WHAT THE TASK REQUIRES:
Can you give all the records again without altering a single character?

-- start --

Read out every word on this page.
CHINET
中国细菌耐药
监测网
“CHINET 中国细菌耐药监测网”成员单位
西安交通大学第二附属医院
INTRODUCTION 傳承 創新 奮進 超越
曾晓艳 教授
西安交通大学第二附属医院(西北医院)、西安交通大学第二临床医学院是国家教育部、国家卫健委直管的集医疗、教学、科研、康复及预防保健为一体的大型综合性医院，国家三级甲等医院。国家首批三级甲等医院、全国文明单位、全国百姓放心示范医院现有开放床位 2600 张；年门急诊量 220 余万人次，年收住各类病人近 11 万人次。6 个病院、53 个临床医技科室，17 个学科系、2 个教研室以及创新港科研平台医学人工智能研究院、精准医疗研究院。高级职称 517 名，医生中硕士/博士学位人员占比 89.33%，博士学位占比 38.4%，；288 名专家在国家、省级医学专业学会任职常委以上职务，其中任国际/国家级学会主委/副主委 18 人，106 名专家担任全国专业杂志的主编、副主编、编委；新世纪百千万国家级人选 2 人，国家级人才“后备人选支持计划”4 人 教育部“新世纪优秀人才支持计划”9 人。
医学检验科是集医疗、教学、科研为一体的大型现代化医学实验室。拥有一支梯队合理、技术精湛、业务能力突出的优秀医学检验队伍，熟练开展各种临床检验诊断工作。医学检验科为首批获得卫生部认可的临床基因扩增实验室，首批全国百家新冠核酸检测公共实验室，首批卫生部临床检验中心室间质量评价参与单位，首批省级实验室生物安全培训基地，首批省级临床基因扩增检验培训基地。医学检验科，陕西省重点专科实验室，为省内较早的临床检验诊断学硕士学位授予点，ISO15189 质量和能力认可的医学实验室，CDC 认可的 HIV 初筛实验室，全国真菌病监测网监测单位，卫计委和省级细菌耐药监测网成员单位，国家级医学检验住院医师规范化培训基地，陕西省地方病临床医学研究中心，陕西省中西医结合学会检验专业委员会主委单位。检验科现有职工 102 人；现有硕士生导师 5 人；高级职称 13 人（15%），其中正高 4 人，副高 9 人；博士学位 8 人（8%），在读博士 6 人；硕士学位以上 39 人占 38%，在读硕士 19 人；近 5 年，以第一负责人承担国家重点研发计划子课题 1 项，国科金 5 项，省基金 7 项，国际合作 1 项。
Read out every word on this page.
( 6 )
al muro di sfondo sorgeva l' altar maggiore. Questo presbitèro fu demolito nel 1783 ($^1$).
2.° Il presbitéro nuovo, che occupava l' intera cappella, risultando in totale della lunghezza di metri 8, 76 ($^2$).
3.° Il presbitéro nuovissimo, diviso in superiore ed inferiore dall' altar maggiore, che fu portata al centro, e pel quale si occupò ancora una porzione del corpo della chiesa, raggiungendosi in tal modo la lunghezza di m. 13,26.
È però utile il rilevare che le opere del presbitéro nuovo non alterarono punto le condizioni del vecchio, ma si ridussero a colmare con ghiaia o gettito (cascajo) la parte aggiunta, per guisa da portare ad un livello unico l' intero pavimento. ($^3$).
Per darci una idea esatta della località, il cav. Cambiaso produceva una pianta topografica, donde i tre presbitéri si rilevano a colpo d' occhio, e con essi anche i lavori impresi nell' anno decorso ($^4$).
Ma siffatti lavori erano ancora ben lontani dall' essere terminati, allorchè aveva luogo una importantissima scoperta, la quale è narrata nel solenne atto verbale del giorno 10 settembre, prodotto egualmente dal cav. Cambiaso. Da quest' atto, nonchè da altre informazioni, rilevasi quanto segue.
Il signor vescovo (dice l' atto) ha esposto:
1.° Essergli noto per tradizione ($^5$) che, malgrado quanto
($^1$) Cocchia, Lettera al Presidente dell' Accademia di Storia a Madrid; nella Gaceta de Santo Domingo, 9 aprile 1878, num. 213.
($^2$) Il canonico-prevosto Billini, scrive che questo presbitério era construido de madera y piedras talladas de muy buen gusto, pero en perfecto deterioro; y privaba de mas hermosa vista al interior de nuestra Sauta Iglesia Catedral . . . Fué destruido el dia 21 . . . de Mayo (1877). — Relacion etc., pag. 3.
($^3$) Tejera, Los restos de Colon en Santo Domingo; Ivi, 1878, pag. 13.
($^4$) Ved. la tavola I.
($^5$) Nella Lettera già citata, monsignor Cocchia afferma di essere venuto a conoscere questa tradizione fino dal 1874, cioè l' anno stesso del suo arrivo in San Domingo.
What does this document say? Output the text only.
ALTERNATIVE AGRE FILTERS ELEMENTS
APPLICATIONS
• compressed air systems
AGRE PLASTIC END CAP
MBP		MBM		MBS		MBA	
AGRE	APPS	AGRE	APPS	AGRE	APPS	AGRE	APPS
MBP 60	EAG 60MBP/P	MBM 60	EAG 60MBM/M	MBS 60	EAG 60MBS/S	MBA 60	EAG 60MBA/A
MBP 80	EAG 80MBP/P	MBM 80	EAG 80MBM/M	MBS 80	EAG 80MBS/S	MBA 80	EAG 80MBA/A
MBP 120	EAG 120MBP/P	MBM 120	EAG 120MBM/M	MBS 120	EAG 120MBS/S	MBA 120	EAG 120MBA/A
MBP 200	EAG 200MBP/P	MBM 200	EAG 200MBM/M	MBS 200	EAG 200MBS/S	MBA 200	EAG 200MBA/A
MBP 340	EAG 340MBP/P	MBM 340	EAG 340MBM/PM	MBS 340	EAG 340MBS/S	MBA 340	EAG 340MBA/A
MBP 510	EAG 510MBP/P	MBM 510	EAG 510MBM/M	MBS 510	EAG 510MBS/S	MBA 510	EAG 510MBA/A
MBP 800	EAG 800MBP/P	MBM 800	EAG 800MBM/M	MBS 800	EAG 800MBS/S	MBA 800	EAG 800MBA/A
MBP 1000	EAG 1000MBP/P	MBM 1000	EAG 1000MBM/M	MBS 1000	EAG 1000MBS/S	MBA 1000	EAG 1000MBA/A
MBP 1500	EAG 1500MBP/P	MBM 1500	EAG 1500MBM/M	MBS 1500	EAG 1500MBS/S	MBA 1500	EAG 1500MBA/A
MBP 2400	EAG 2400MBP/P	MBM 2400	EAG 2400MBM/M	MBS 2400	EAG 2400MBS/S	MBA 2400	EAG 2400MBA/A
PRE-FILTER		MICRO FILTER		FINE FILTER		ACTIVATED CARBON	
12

-- end --

COMPLETE RESPONSE:
Read out every word on this page.
CHINET
中国细菌耐药
监测网
“CHINET 中国细菌耐药监测网”成员单位
西安交通大学第二附属医院
INTRODUCTION 傳承 創新 奮進 超越
曾晓艳 教授
西安交通大学第二附属医院(西北医院)、西安交通大学第二临床医学院是国家教育部、国家卫健委直管的集医疗、教学、科研、康复及预防保健为一体的大型综合性医院，国家三级甲等医院。国家首批三级甲等医院、全国文明单位、全国百姓放心示范医院现有开放床位 2600 张；年门急诊量 220 余万人次，年收住各类病人近 11 万人次。6 个病院、53 个临床医技科室，17 个学科系、2 个教研室以及创新港科研平台医学人工智能研究院、精准医疗研究院。高级职称 517 名，医生中硕士/博士学位人员占比 89.33%，博士学位占比 38.4%，；288 名专家在国家、省级医学专业学会任职常委以上职务，其中任国际/国家级学会主委/副主委 18 人，106 名专家担任全国专业杂志的主编、副主编、编委；新世纪百千万国家级人选 2 人，国家级人才“后备人选支持计划”4 人 教育部“新世纪优秀人才支持计划”9 人。
医学检验科是集医疗、教学、科研为一体的大型现代化医学实验室。拥有一支梯队合理、技术精湛、业务能力突出的优秀医学检验队伍，熟练开展各种临床检验诊断工作。医学检验科为首批获得卫生部认可的临床基因扩增实验室，首批全国百家新冠核酸检测公共实验室，首批卫生部临床检验中心室间质量评价参与单位，首批省级实验室生物安全培训基地，首批省级临床基因扩增检验培训基地。医学检验科，陕西省重点专科实验室，为省内较早的临床检验诊断学硕士学位授予点，ISO15189 质量和能力认可的医学实验室，CDC 认可的 HIV 初筛实验室，全国真菌病监测网监测单位，卫计委和省级细菌耐药监测网成员单位，国家级医学检验住院医师规范化培训基地，陕西省地方病临床医学研究中心，陕西省中西医结合学会检验专业委员会主委单位。检验科现有职工 102 人；现有硕士生导师 5 人；高级职称 13 人（15%），其中正高 4 人，副高 9 人；博士学位 8 人（8%），在读博士 6 人；硕士学位以上 39 人占 38%，在读硕士 19 人；近 5 年，以第一负责人承担国家重点研发计划子课题 1 项，国科金 5 项，省基金 7 项，国际合作 1 项。
Read out every word on this page.
( 6 )
al muro di sfondo sorgeva l' altar maggiore. Questo presbitèro fu demolito nel 1783 ($^1$).
2.° Il presbitéro nuovo, che occupava l' intera cappella, risultando in totale della lunghezza di metri 8, 76 ($^2$).
3.° Il presbitéro nuovissimo, diviso in superiore ed inferiore dall' altar maggiore, che fu portata al centro, e pel quale si occupò ancora una porzione del corpo della chiesa, raggiungendosi in tal modo la lunghezza di m. 13,26.
È però utile il rilevare che le opere del presbitéro nuovo non alterarono punto le condizioni del vecchio, ma si ridussero a colmare con ghiaia o gettito (cascajo) la parte aggiunta, per guisa da portare ad un livello unico l' intero pavimento. ($^3$).
Per darci una idea esatta della località, il cav. Cambiaso produceva una pianta topografica, donde i tre presbitéri si rilevano a colpo d' occhio, e con essi anche i lavori impresi nell' anno decorso ($^4$).
Ma siffatti lavori erano ancora ben lontani dall' essere terminati, allorchè aveva luogo una importantissima scoperta, la quale è narrata nel solenne atto verbale del giorno 10 settembre, prodotto egualmente dal cav. Cambiaso. Da quest' atto, nonchè da altre informazioni, rilevasi quanto segue.
Il signor vescovo (dice l' atto) ha esposto:
1.° Essergli noto per tradizione ($^5$) che, malgrado quanto
($^1$) Cocchia, Lettera al Presidente dell' Accademia di Storia a Madrid; nella Gaceta de Santo Domingo, 9 aprile 1878, num. 213.
($^2$) Il canonico-prevosto Billini, scrive che questo presbitério era construido de madera y piedras talladas de muy buen gusto, pero en perfecto deterioro; y privaba de mas hermosa vista al interior de nuestra Sauta Iglesia Catedral . . . Fué destruido el dia 21 . . . de Mayo (1877). — Relacion etc., pag. 3.
($^3$) Tejera, Los restos de Colon en Santo Domingo; Ivi, 1878, pag. 13.
($^4$) Ved. la tavola I.
($^5$) Nella Lettera già citata, monsignor Cocchia afferma di essere venuto a conoscere questa tradizione fino dal 1874, cioè l' anno stesso del suo arrivo in San Domingo.
What does this document say? Output the text only.
ALTERNATIVE AGRE FILTERS ELEMENTS
APPLICATIONS
• compressed air systems
AGRE PLASTIC END CAP
MBP		MBM		MBS		MBA	
AGRE	APPS	AGRE	APPS	AGRE	APPS	AGRE	APPS
MBP 60	EAG 60MBP/P	MBM 60	EAG 60MBM/M	MBS 60	EAG 60MBS/S	MBA 60	EAG 60MBA/A
MBP 80	EAG 80MBP/P	MBM 80	EAG 80MBM/M	MBS 80	EAG 80MBS/S	MBA 80	EAG 80MBA/A
MBP 120	EAG 120MBP/P	MBM 120	EAG 120MBM/M	MBS 120	EAG 120MBS/S	MBA 120	EAG 120MBA/A
MBP 200	EAG 200MBP/P	MBM 200	EAG 200MBM/M	MBS 200	EAG 200MBS/S	MBA 200	EAG 200MBA/A
MBP 340	EAG 340MBP/P	MBM 340	EAG 340MBM/PM	MBS 340	EAG 340MBS/S	MBA 340	EAG 340MBA/A
MBP 510	EAG 510MBP/P	MBM 510	EAG 510MBM/M	MBS 510	EAG 510MBS/S	MBA 510	EAG 510MBA/A
MBP 800	EAG 800MBP/P	MBM 800	EAG 800MBM/M	MBS 800	EAG 800MBS/S	MBA 800	EAG 800MBA/A
MBP 1000	EAG 1000MBP/P	MBM 1000	EAG 1000MBM/M	MBS 1000	EAG 1000MBS/S	MBA 1000	EAG 1000MBA/A
MBP 1500	EAG 1500MBP/P	MBM 1500	EAG 1500MBM/M	MBS 1500	EAG 1500MBS/S	MBA 1500	EAG 1500MBA/A
MBP 2400	EAG 2400MBP/P	MBM 2400	EAG 2400MBM/M	MBS 2400	EAG 2400MBS/S	MBA 2400	EAG 2400MBA/A
PRE-FILTER		MICRO FILTER		FINE FILTER		ACTIVATED CARBON	
12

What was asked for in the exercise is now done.